*What you need to do:*
Reproduce the records that follow in full, excluding any picture they contain.

# # # #

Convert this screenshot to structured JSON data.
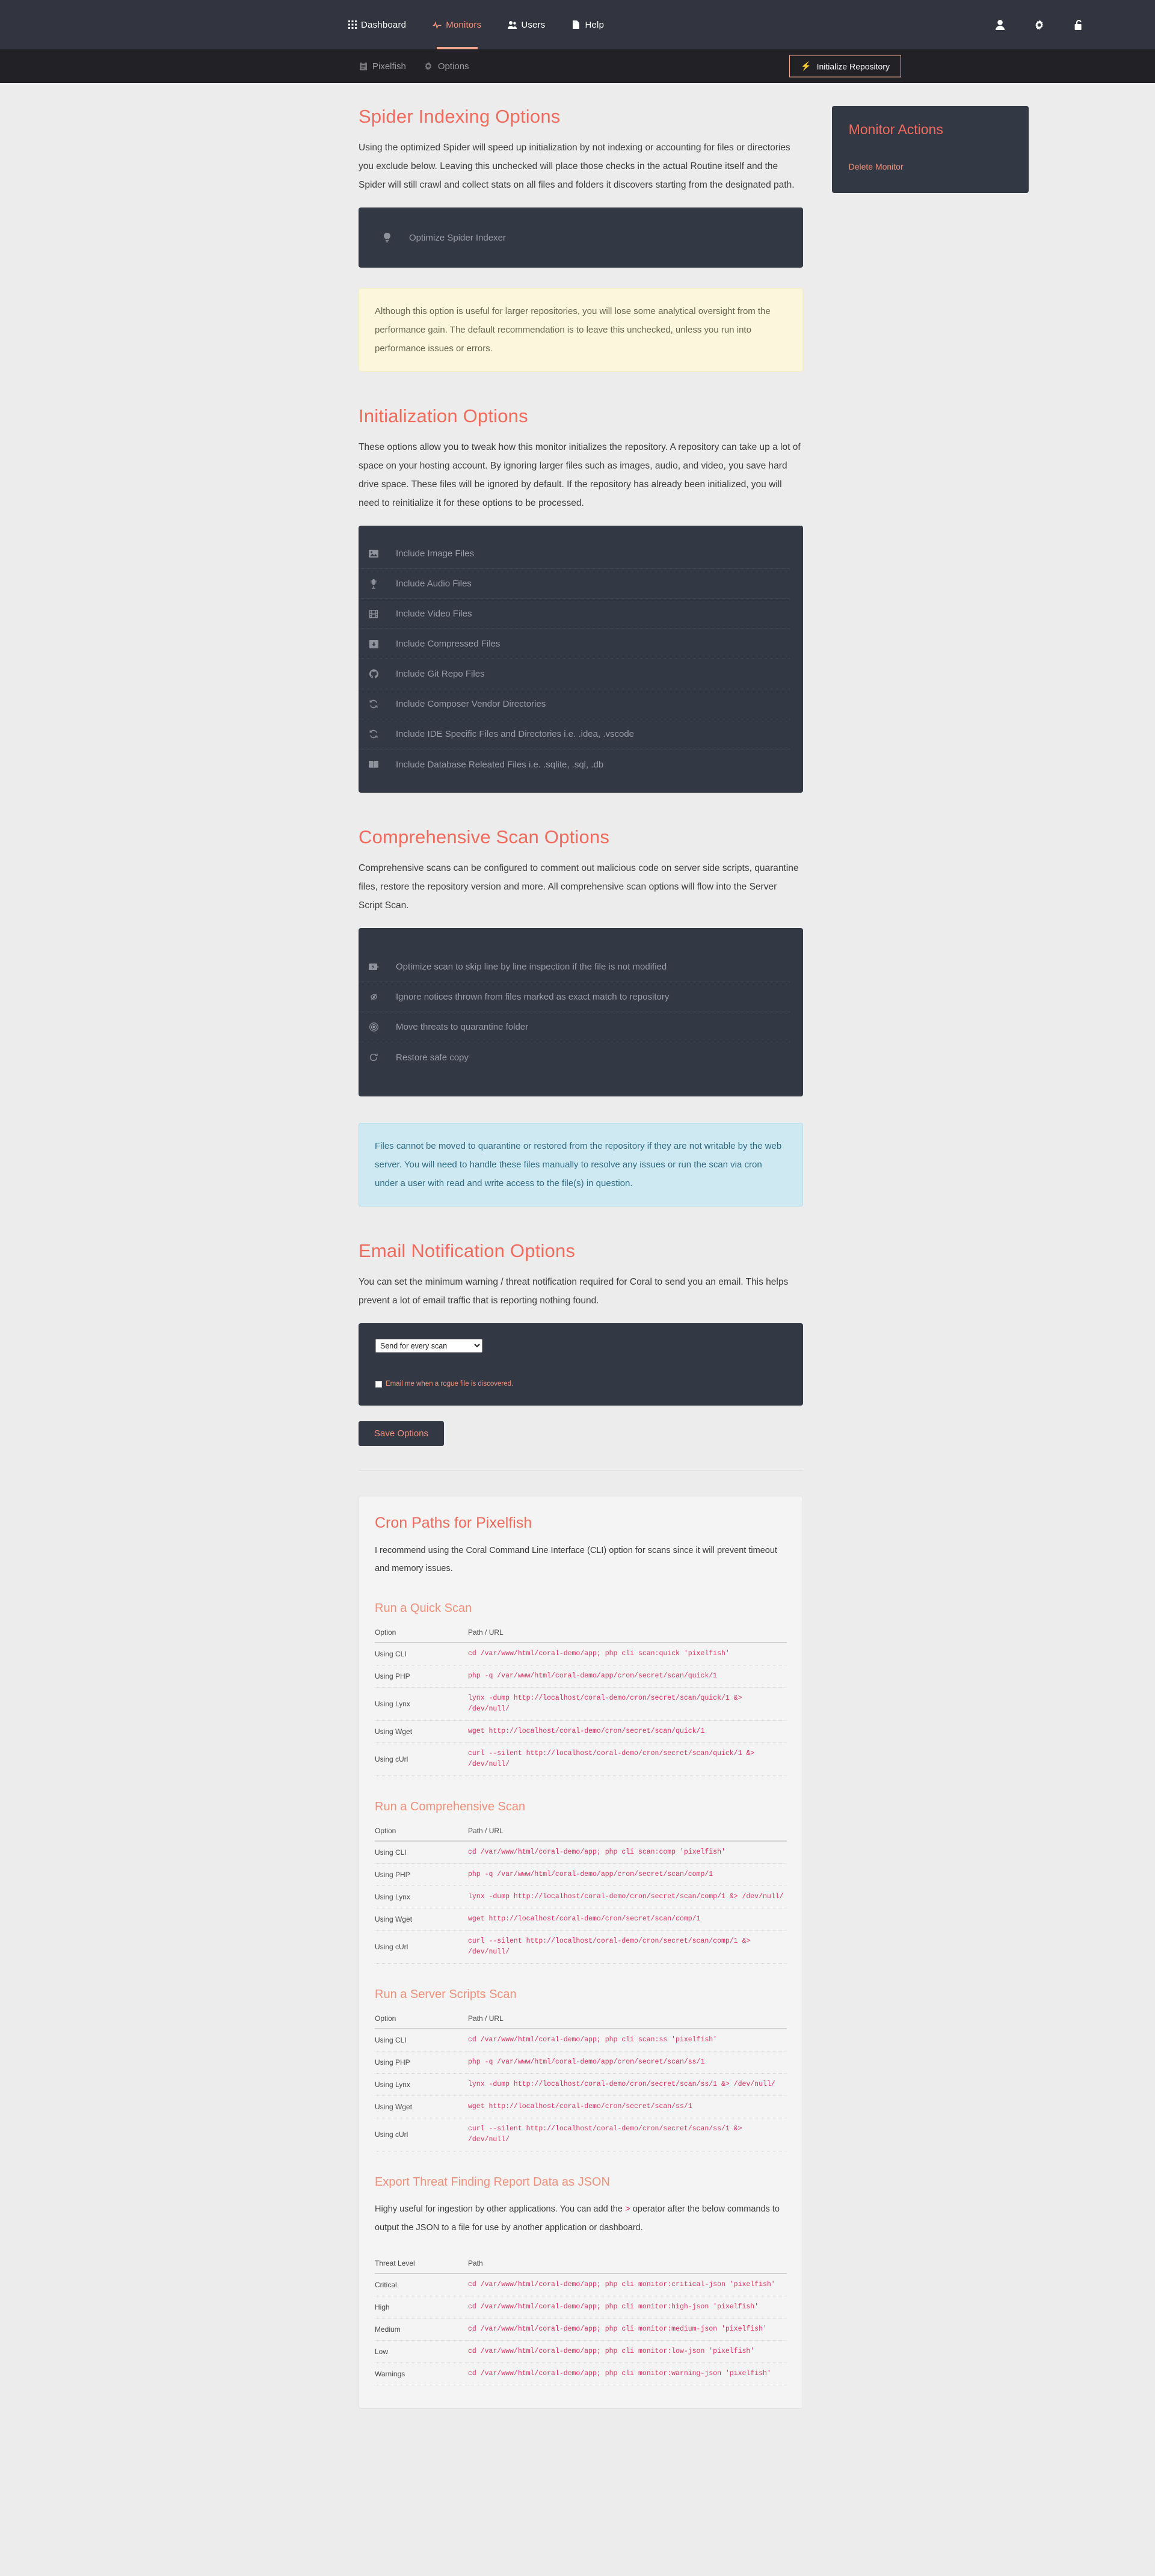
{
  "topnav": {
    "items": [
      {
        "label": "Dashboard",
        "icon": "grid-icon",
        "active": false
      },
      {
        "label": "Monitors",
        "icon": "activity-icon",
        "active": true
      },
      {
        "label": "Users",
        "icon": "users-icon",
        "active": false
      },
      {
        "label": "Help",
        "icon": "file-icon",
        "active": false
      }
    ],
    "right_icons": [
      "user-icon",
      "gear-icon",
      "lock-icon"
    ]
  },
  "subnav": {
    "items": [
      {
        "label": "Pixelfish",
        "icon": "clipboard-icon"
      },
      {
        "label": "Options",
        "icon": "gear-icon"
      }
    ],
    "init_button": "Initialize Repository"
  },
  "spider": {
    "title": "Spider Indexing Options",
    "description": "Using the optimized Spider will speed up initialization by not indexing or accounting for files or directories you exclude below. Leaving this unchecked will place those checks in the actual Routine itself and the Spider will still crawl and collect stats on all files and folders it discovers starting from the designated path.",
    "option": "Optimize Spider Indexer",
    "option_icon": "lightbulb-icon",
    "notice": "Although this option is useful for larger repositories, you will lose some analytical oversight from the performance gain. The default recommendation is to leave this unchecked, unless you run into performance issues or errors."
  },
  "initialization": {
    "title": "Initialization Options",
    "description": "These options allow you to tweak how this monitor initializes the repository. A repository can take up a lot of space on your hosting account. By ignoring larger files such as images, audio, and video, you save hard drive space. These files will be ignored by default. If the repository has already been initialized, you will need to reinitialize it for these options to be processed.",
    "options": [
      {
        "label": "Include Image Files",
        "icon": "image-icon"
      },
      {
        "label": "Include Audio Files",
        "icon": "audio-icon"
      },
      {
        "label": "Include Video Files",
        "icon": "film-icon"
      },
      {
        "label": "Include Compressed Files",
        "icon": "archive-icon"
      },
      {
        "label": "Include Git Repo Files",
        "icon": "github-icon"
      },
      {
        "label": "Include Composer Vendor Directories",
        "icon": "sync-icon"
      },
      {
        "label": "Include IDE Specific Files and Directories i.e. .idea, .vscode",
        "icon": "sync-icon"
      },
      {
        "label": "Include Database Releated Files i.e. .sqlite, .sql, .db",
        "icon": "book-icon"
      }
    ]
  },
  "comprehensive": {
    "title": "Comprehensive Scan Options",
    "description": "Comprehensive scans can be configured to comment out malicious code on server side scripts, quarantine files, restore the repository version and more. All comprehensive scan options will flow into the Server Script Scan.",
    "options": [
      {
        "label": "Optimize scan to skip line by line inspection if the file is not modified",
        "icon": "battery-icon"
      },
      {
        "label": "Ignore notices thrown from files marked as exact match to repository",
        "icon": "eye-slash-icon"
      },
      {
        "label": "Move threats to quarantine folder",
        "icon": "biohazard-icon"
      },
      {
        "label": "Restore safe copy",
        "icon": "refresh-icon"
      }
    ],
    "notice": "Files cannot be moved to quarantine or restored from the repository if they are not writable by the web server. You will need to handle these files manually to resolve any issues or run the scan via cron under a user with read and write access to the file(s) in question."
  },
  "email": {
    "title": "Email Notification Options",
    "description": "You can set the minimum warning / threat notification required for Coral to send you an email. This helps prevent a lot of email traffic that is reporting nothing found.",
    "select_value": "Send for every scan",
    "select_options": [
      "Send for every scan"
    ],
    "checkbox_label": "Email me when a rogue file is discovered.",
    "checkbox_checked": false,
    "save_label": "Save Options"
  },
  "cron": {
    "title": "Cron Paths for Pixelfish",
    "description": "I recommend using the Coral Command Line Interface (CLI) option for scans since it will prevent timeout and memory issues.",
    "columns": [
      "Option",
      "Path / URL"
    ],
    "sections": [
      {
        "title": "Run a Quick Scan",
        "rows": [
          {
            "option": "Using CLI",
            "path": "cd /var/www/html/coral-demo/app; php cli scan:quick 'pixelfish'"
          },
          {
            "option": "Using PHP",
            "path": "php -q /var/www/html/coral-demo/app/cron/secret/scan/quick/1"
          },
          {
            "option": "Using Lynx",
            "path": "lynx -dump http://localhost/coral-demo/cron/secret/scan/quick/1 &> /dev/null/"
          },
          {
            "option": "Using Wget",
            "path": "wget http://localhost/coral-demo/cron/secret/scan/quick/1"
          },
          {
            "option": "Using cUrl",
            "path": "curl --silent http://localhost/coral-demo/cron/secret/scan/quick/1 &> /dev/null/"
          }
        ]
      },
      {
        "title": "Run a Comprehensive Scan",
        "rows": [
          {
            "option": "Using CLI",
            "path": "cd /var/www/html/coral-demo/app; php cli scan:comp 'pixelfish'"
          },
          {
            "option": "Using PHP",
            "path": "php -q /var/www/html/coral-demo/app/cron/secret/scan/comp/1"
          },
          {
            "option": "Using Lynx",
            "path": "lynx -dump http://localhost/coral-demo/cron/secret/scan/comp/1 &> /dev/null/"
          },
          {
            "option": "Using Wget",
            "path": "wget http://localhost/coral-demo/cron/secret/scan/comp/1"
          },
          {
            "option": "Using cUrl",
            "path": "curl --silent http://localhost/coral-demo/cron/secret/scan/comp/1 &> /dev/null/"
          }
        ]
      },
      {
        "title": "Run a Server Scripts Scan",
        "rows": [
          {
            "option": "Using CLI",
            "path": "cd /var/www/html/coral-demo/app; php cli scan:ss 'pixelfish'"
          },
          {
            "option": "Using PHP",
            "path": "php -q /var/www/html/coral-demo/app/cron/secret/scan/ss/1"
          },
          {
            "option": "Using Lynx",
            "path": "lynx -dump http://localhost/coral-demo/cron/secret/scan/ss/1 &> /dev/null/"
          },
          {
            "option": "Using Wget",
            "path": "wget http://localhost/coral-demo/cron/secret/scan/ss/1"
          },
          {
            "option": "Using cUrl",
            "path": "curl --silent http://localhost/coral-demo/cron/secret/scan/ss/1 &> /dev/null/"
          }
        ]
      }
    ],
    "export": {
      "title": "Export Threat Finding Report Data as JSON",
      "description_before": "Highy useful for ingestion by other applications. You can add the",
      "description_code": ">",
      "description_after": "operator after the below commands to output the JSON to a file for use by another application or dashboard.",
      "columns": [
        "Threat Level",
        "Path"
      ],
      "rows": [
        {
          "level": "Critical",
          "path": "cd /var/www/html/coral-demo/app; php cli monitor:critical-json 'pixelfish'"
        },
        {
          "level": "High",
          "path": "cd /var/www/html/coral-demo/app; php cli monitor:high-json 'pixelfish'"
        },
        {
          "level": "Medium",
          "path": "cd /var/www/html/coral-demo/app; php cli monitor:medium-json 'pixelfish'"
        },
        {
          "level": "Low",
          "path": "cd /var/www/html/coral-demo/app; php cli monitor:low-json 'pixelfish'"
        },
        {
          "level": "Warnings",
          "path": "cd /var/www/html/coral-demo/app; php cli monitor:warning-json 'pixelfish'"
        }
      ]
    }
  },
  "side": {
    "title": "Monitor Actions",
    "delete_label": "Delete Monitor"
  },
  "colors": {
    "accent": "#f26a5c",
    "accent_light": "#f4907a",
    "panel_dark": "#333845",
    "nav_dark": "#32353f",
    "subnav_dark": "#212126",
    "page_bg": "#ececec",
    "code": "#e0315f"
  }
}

# # # #

*Exercise solution:*
Convert this screenshot to structured JSON data.
{
  "topnav": {
    "items": [
      {
        "label": "Dashboard",
        "icon": "grid-icon",
        "active": false
      },
      {
        "label": "Monitors",
        "icon": "activity-icon",
        "active": true
      },
      {
        "label": "Users",
        "icon": "users-icon",
        "active": false
      },
      {
        "label": "Help",
        "icon": "file-icon",
        "active": false
      }
    ],
    "right_icons": [
      "user-icon",
      "gear-icon",
      "lock-icon"
    ]
  },
  "subnav": {
    "items": [
      {
        "label": "Pixelfish",
        "icon": "clipboard-icon"
      },
      {
        "label": "Options",
        "icon": "gear-icon"
      }
    ],
    "init_button": "Initialize Repository"
  },
  "spider": {
    "title": "Spider Indexing Options",
    "description": "Using the optimized Spider will speed up initialization by not indexing or accounting for files or directories you exclude below. Leaving this unchecked will place those checks in the actual Routine itself and the Spider will still crawl and collect stats on all files and folders it discovers starting from the designated path.",
    "option": "Optimize Spider Indexer",
    "option_icon": "lightbulb-icon",
    "notice": "Although this option is useful for larger repositories, you will lose some analytical oversight from the performance gain. The default recommendation is to leave this unchecked, unless you run into performance issues or errors."
  },
  "initialization": {
    "title": "Initialization Options",
    "description": "These options allow you to tweak how this monitor initializes the repository. A repository can take up a lot of space on your hosting account. By ignoring larger files such as images, audio, and video, you save hard drive space. These files will be ignored by default. If the repository has already been initialized, you will need to reinitialize it for these options to be processed.",
    "options": [
      {
        "label": "Include Image Files",
        "icon": "image-icon"
      },
      {
        "label": "Include Audio Files",
        "icon": "audio-icon"
      },
      {
        "label": "Include Video Files",
        "icon": "film-icon"
      },
      {
        "label": "Include Compressed Files",
        "icon": "archive-icon"
      },
      {
        "label": "Include Git Repo Files",
        "icon": "github-icon"
      },
      {
        "label": "Include Composer Vendor Directories",
        "icon": "sync-icon"
      },
      {
        "label": "Include IDE Specific Files and Directories i.e. .idea, .vscode",
        "icon": "sync-icon"
      },
      {
        "label": "Include Database Releated Files i.e. .sqlite, .sql, .db",
        "icon": "book-icon"
      }
    ]
  },
  "comprehensive": {
    "title": "Comprehensive Scan Options",
    "description": "Comprehensive scans can be configured to comment out malicious code on server side scripts, quarantine files, restore the repository version and more. All comprehensive scan options will flow into the Server Script Scan.",
    "options": [
      {
        "label": "Optimize scan to skip line by line inspection if the file is not modified",
        "icon": "battery-icon"
      },
      {
        "label": "Ignore notices thrown from files marked as exact match to repository",
        "icon": "eye-slash-icon"
      },
      {
        "label": "Move threats to quarantine folder",
        "icon": "biohazard-icon"
      },
      {
        "label": "Restore safe copy",
        "icon": "refresh-icon"
      }
    ],
    "notice": "Files cannot be moved to quarantine or restored from the repository if they are not writable by the web server. You will need to handle these files manually to resolve any issues or run the scan via cron under a user with read and write access to the file(s) in question."
  },
  "email": {
    "title": "Email Notification Options",
    "description": "You can set the minimum warning / threat notification required for Coral to send you an email. This helps prevent a lot of email traffic that is reporting nothing found.",
    "select_value": "Send for every scan",
    "select_options": [
      "Send for every scan"
    ],
    "checkbox_label": "Email me when a rogue file is discovered.",
    "checkbox_checked": false,
    "save_label": "Save Options"
  },
  "cron": {
    "title": "Cron Paths for Pixelfish",
    "description": "I recommend using the Coral Command Line Interface (CLI) option for scans since it will prevent timeout and memory issues.",
    "columns": [
      "Option",
      "Path / URL"
    ],
    "sections": [
      {
        "title": "Run a Quick Scan",
        "rows": [
          {
            "option": "Using CLI",
            "path": "cd /var/www/html/coral-demo/app; php cli scan:quick 'pixelfish'"
          },
          {
            "option": "Using PHP",
            "path": "php -q /var/www/html/coral-demo/app/cron/secret/scan/quick/1"
          },
          {
            "option": "Using Lynx",
            "path": "lynx -dump http://localhost/coral-demo/cron/secret/scan/quick/1 &> /dev/null/"
          },
          {
            "option": "Using Wget",
            "path": "wget http://localhost/coral-demo/cron/secret/scan/quick/1"
          },
          {
            "option": "Using cUrl",
            "path": "curl --silent http://localhost/coral-demo/cron/secret/scan/quick/1 &> /dev/null/"
          }
        ]
      },
      {
        "title": "Run a Comprehensive Scan",
        "rows": [
          {
            "option": "Using CLI",
            "path": "cd /var/www/html/coral-demo/app; php cli scan:comp 'pixelfish'"
          },
          {
            "option": "Using PHP",
            "path": "php -q /var/www/html/coral-demo/app/cron/secret/scan/comp/1"
          },
          {
            "option": "Using Lynx",
            "path": "lynx -dump http://localhost/coral-demo/cron/secret/scan/comp/1 &> /dev/null/"
          },
          {
            "option": "Using Wget",
            "path": "wget http://localhost/coral-demo/cron/secret/scan/comp/1"
          },
          {
            "option": "Using cUrl",
            "path": "curl --silent http://localhost/coral-demo/cron/secret/scan/comp/1 &> /dev/null/"
          }
        ]
      },
      {
        "title": "Run a Server Scripts Scan",
        "rows": [
          {
            "option": "Using CLI",
            "path": "cd /var/www/html/coral-demo/app; php cli scan:ss 'pixelfish'"
          },
          {
            "option": "Using PHP",
            "path": "php -q /var/www/html/coral-demo/app/cron/secret/scan/ss/1"
          },
          {
            "option": "Using Lynx",
            "path": "lynx -dump http://localhost/coral-demo/cron/secret/scan/ss/1 &> /dev/null/"
          },
          {
            "option": "Using Wget",
            "path": "wget http://localhost/coral-demo/cron/secret/scan/ss/1"
          },
          {
            "option": "Using cUrl",
            "path": "curl --silent http://localhost/coral-demo/cron/secret/scan/ss/1 &> /dev/null/"
          }
        ]
      }
    ],
    "export": {
      "title": "Export Threat Finding Report Data as JSON",
      "description_before": "Highy useful for ingestion by other applications. You can add the",
      "description_code": ">",
      "description_after": "operator after the below commands to output the JSON to a file for use by another application or dashboard.",
      "columns": [
        "Threat Level",
        "Path"
      ],
      "rows": [
        {
          "level": "Critical",
          "path": "cd /var/www/html/coral-demo/app; php cli monitor:critical-json 'pixelfish'"
        },
        {
          "level": "High",
          "path": "cd /var/www/html/coral-demo/app; php cli monitor:high-json 'pixelfish'"
        },
        {
          "level": "Medium",
          "path": "cd /var/www/html/coral-demo/app; php cli monitor:medium-json 'pixelfish'"
        },
        {
          "level": "Low",
          "path": "cd /var/www/html/coral-demo/app; php cli monitor:low-json 'pixelfish'"
        },
        {
          "level": "Warnings",
          "path": "cd /var/www/html/coral-demo/app; php cli monitor:warning-json 'pixelfish'"
        }
      ]
    }
  },
  "side": {
    "title": "Monitor Actions",
    "delete_label": "Delete Monitor"
  },
  "colors": {
    "accent": "#f26a5c",
    "accent_light": "#f4907a",
    "panel_dark": "#333845",
    "nav_dark": "#32353f",
    "subnav_dark": "#212126",
    "page_bg": "#ececec",
    "code": "#e0315f"
  }
}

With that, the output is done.